# [Dataset items]
===

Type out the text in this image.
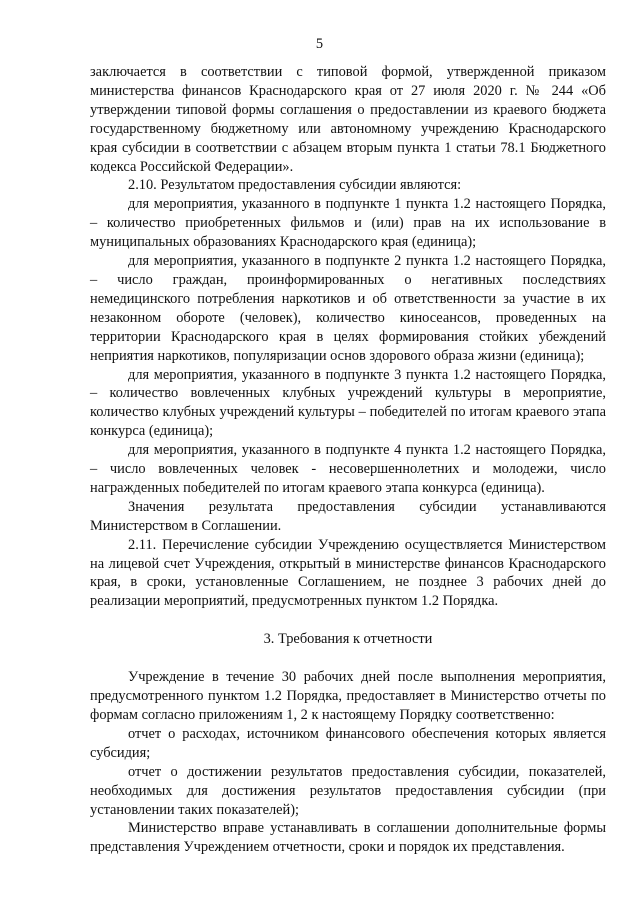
5

заключается в соответствии с типовой формой, утвержденной приказом министерства финансов Краснодарского края от 27 июля 2020 г. № 244 «Об утверждении типовой формы соглашения о предоставлении из краевого бюджета государственному бюджетному или автономному учреждению Краснодарского края субсидии в соответствии с абзацем вторым пункта 1 статьи 78.1 Бюджетного кодекса Российской Федерации».

2.10. Результатом предоставления субсидии являются:

для мероприятия, указанного в подпункте 1 пункта 1.2 настоящего Порядка, – количество приобретенных фильмов и (или) прав на их использование в муниципальных образованиях Краснодарского края (единица);

для мероприятия, указанного в подпункте 2 пункта 1.2 настоящего Порядка, – число граждан, проинформированных о негативных последствиях немедицинского потребления наркотиков и об ответственности за участие в их незаконном обороте (человек), количество киносеансов, проведенных на территории Краснодарского края в целях формирования стойких убеждений неприятия наркотиков, популяризации основ здорового образа жизни (единица);

для мероприятия, указанного в подпункте 3 пункта 1.2 настоящего Порядка, – количество вовлеченных клубных учреждений культуры в мероприятие, количество клубных учреждений культуры – победителей по итогам краевого этапа конкурса (единица);

для мероприятия, указанного в подпункте 4 пункта 1.2 настоящего Порядка, – число вовлеченных человек - несовершеннолетних и молодежи, число награжденных победителей по итогам краевого этапа конкурса (единица).

Значения результата предоставления субсидии устанавливаются Министерством в Соглашении.

2.11. Перечисление субсидии Учреждению осуществляется Министерством на лицевой счет Учреждения, открытый в министерстве финансов Краснодарского края, в сроки, установленные Соглашением, не позднее 3 рабочих дней до реализации мероприятий, предусмотренных пунктом 1.2 Порядка.

3. Требования к отчетности

Учреждение в течение 30 рабочих дней после выполнения мероприятия, предусмотренного пунктом 1.2 Порядка, предоставляет в Министерство отчеты по формам согласно приложениям 1, 2 к настоящему Порядку соответственно:

отчет о расходах, источником финансового обеспечения которых является субсидия;

отчет о достижении результатов предоставления субсидии, показателей, необходимых для достижения результатов предоставления субсидии (при установлении таких показателей);

Министерство вправе устанавливать в соглашении дополнительные формы представления Учреждением отчетности, сроки и порядок их представления.
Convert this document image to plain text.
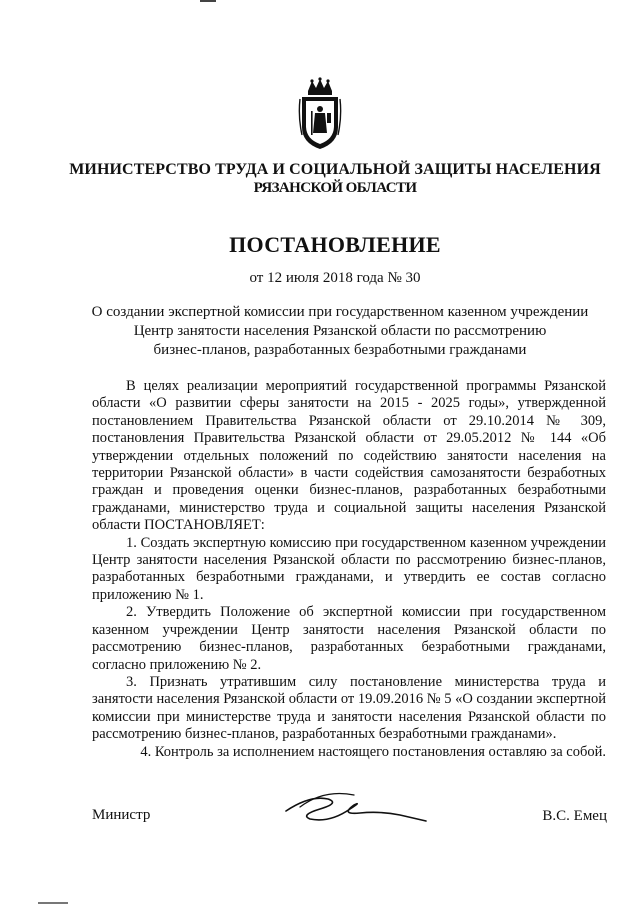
МИНИСТЕРСТВО ТРУДА И СОЦИАЛЬНОЙ ЗАЩИТЫ НАСЕЛЕНИЯ
РЯЗАНСКОЙ ОБЛАСТИ
ПОСТАНОВЛЕНИЕ
от 12 июля 2018 года № 30
О создании экспертной комиссии при государственном казенном учреждении
Центр занятости населения Рязанской области по рассмотрению
бизнес-планов, разработанных безработными гражданами

В целях реализации мероприятий государственной программы Рязанской области «О развитии сферы занятости на 2015 - 2025 годы», утвержденной постановлением Правительства Рязанской области от 29.10.2014 № 309, постановления Правительства Рязанской области от 29.05.2012 № 144 «Об утверждении отдельных положений по содействию занятости населения на территории Рязанской области» в части содействия самозанятости безработных граждан и проведения оценки бизнес-планов, разработанных безработными гражданами, министерство труда и социальной защиты населения Рязанской области ПОСТАНОВЛЯЕТ:

1. Создать экспертную комиссию при государственном казенном учреждении Центр занятости населения Рязанской области по рассмотрению бизнес-планов, разработанных безработными гражданами, и утвердить ее состав согласно приложению № 1.

2. Утвердить Положение об экспертной комиссии при государственном казенном учреждении Центр занятости населения Рязанской области по рассмотрению бизнес-планов, разработанных безработными гражданами, согласно приложению № 2.

3. Признать утратившим силу постановление министерства труда и занятости населения Рязанской области от 19.09.2016 № 5 «О создании экспертной комиссии при министерстве труда и занятости населения Рязанской области по рассмотрению бизнес-планов, разработанных безработными гражданами».

4. Контроль за исполнением настоящего постановления оставляю за собой.

Министр	В.С. Емец
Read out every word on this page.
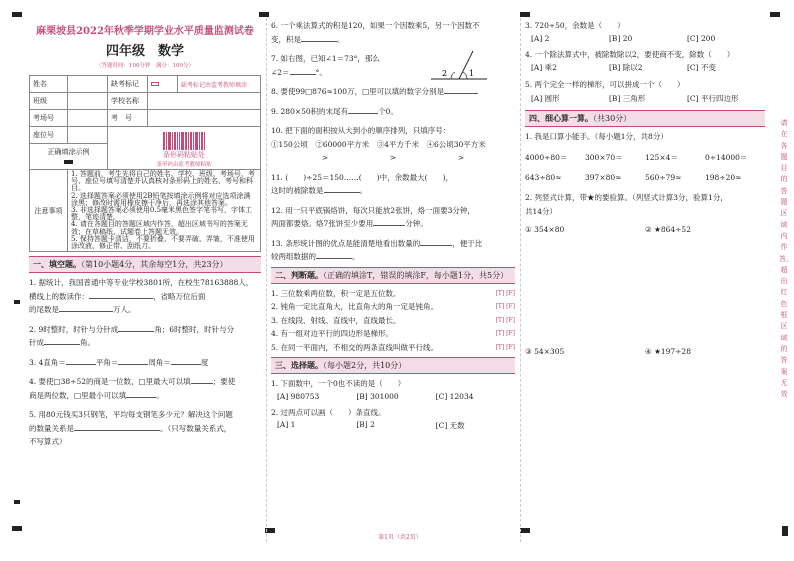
麻栗坡县2022年秋季学期学业水平质量监测试卷
四年级　数学
（答题时间：100分钟　满分：100分）
姓名		缺考标记		缺考标记由监考教师填涂
班级		学校名称		
考场号		考　号		
座位号		条形码粘贴处
条形码由监考教师粘贴		

正确填涂示例				

注意事项	1. 答题前，考生先将自己的姓名、学校、班级、考场号、考号、座位号填写清楚并认真核对条形码上的姓名、考号和科目。
2. 选择题答案必须使用2B铅笔按填涂示例将对应选项涂满涂黑；修改时需用橡皮擦干净后，再选涂其他答案。
3. 非选择题答案必须使用0.5毫米黑色签字笔书写，字体工整，笔迹清楚。
4. 请在各题目的答题区域内作答，超出区域书写的答案无效；在草稿纸、试题卷上答题无效。
5. 保持答题卡清洁，不要折叠、不要弄破、弄皱，不准使用涂改液、修正带、刮纸刀。			
一、填空题。（第10小题4分，其余每空1分，共23分）
1. 据统计，我国普通中等专业学校3801所，在校生78163888人，
横线上的数读作：	，省略万位后面
的尾数是	万人。
2. 9时整时，时针与分针成	角；6时整时，时针与分
针成	角。
3. 4直角＝	平角＝	周角＝	度
4. 要使□38÷52的商是一位数，□里最大可以填	；要使
商是两位数，□里最小可以填	。
5. 用80元钱买3只钢笔，平均每支钢笔多少元？解决这个问题
的数量关系是	。（只写数量关系式，
不写算式）
6. 一个乘法算式的积是120，如果一个因数乘5，另一个因数不
变，积是	。
7. 如右图，已知∠1＝73°，那么
∠2＝	°。	2	1
8. 要使99□876≈100万，□里可以填的数字分别是
9. 280×50积的末尾有	个0。
10. 把下面的面积按从大到小的顺序排列，只填序号：
①150公顷　②60000平方米　③4平方千米　④6公顷30平方米
>	>	>
11. (　　)÷25＝150……(　　)中，余数最大(　　)，
这时的被除数是	。
12. 用一只平底锅烙饼，每次只能放2张饼，烙一面要3分钟，
两面都要烙。烙7张饼至少要用	分钟。
13. 条形统计图的优点是能清楚地看出数量的	，便于比
较两组数据的	。
二、判断题。（正确的填涂T，错误的填涂F，每小题1分，共5分）
1. 三位数乘两位数，积一定是五位数。	[T] [F]
2. 钝角一定比直角大，比直角大的角一定是钝角。	[T] [F]
3. 在线段、射线、直线中，直线最长。	[T] [F]
4. 有一组对边平行的四边形是梯形。	[T] [F]
5. 在同一平面内，不相交的两条直线叫做平行线。	[T] [F]
三、选择题。（每小题2分，共10分）
1. 下面数中，一个0也不读的是（　　）
[A] 980753	[B] 301000	[C] 12034
2. 过两点可以画（　　）条直线。
[A] 1	[B] 2	[C] 无数
3. 720÷50，余数是（　　）
[A] 2	[B] 20	[C] 200
4. 一个除法算式中，被除数除以2，要使商不变，除数（　　）
[A] 乘2	[B] 除以2	[C] 不变
5. 两个完全一样的梯形，可以拼成一个（　　）
[A] 圆形	[B] 三角形	[C] 平行四边形
四、细心算一算。（共30分）
1. 我是口算小能手。（每小题1分，共8分）
4000÷80＝	300×70＝	125×4＝	0÷14000＝
643÷80≈	397×80≈	560÷79≈	198÷20≈
2. 列竖式计算，带★的要验算。（列竖式计算3分，验算1分，
共14分）
① 354×80	② ★864÷52
③ 54×305	④ ★197÷28
请在各题目的答题区域内作答，超出红色框区域的答案无效
第1页（共2页）
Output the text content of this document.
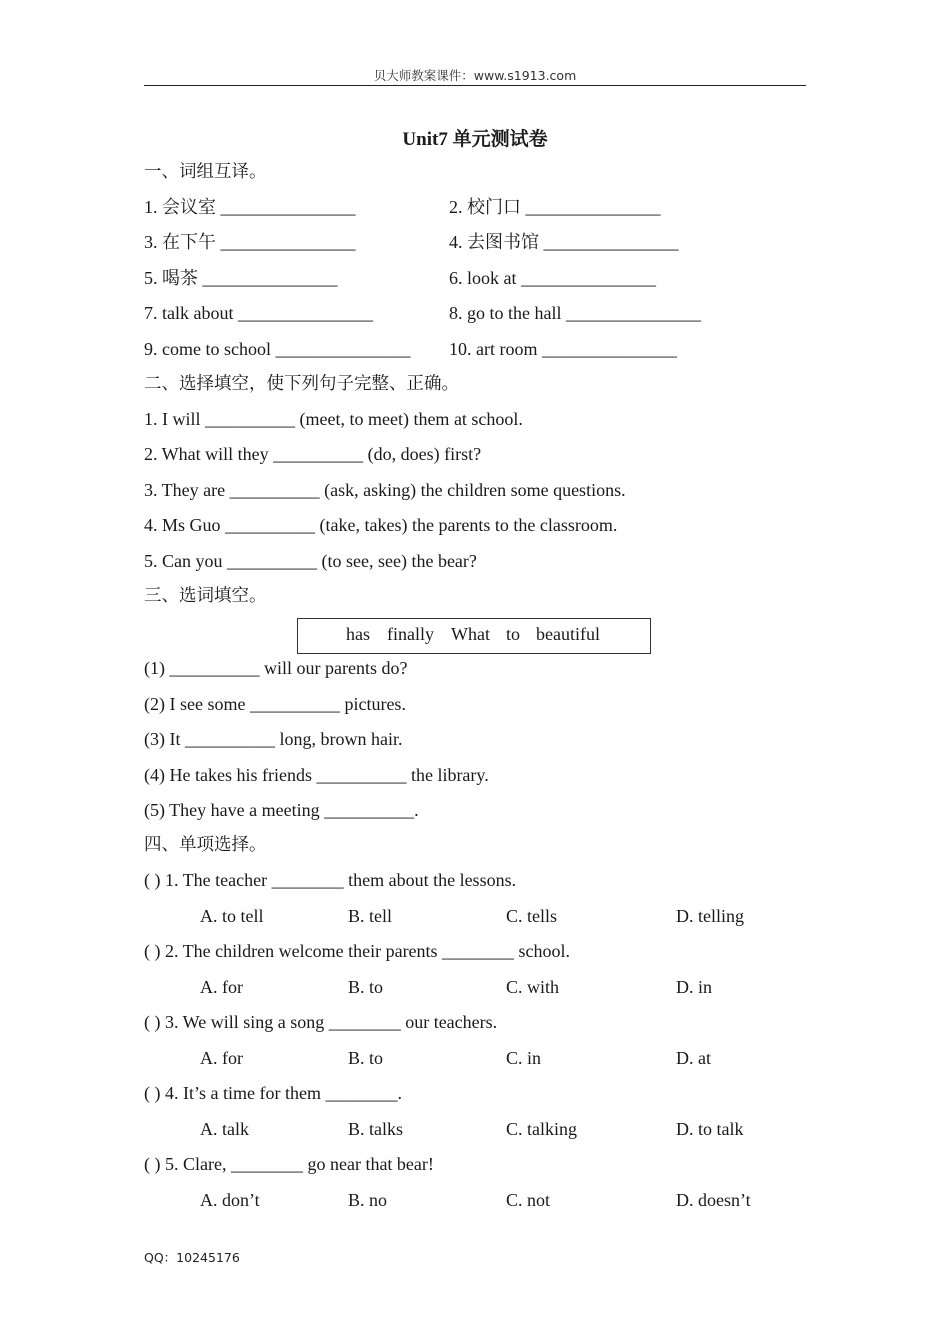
贝大师教案课件：www.s1913.com
Unit7 单元测试卷
一、词组互译。
1. 会议室 _______________	2. 校门口 _______________
3. 在下午 _______________	4. 去图书馆 _______________
5. 喝茶 _______________	6. look at _______________
7. talk about _______________	8. go to the hall _______________
9. come to school _______________ 10. art room _______________
二、选择填空，使下列句子完整、正确。
1. I will __________ (meet, to meet) them at school.
2. What will they __________ (do, does) first?
3. They are __________ (ask, asking) the children some questions.
4. Ms Guo __________ (take, takes) the parents to the classroom.
5. Can you __________ (to see, see) the bear?
三、选词填空。
has finally What to beautiful
(1) __________ will our parents do?
(2) I see some __________ pictures.
(3) It __________ long, brown hair.
(4) He takes his friends __________ the library.
(5) They have a meeting __________.
四、单项选择。
( ) 1. The teacher ________ them about the lessons.
A. to tell	B. tell	C. tells	D. telling
( ) 2. The children welcome their parents ________ school.
A. for	B. to	C. with	D. in
( ) 3. We will sing a song ________ our teachers.
A. for	B. to	C. in	D. at
( ) 4. It’s a time for them ________.
A. talk	B. talks	C. talking	D. to talk
( ) 5. Clare, ________ go near that bear!
A. don’t	B. no	C. not	D. doesn’t
QQ：10245176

===

Where a line of the data holds "this", show that line.

# [IN RESPONSE]
Type out the text in this image.
Convert this document image to plain text.
Read out every word on this page.
Output the text content of this document.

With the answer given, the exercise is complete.